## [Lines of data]
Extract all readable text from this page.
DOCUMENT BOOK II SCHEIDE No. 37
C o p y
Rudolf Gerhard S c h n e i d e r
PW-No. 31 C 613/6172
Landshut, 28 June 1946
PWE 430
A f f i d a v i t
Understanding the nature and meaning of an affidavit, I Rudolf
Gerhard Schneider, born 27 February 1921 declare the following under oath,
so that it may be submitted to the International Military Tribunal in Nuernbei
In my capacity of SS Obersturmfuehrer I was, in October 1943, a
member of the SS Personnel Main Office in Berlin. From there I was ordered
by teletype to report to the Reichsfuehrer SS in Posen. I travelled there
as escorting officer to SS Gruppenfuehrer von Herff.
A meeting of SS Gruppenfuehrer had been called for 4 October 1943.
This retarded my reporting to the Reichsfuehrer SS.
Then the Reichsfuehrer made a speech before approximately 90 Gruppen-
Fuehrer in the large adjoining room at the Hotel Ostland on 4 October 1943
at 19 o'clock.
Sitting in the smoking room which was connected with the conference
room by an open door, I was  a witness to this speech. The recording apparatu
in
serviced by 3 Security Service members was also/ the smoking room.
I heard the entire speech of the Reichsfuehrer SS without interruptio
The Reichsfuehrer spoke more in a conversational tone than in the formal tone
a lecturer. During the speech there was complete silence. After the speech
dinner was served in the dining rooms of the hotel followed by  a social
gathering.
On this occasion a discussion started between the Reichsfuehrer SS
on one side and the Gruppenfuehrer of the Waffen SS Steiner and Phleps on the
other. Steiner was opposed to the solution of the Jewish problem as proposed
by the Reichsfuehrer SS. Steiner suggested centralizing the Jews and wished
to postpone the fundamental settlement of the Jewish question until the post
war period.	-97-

## [Written request]
Filter the listing above by the word "Gerhard"; copy each line that passes.

## [Response to this exercise]
Rudolf Gerhard S c h n e i d e r
Gerhard Schneider, born 27 February 1921 declare the following under oath,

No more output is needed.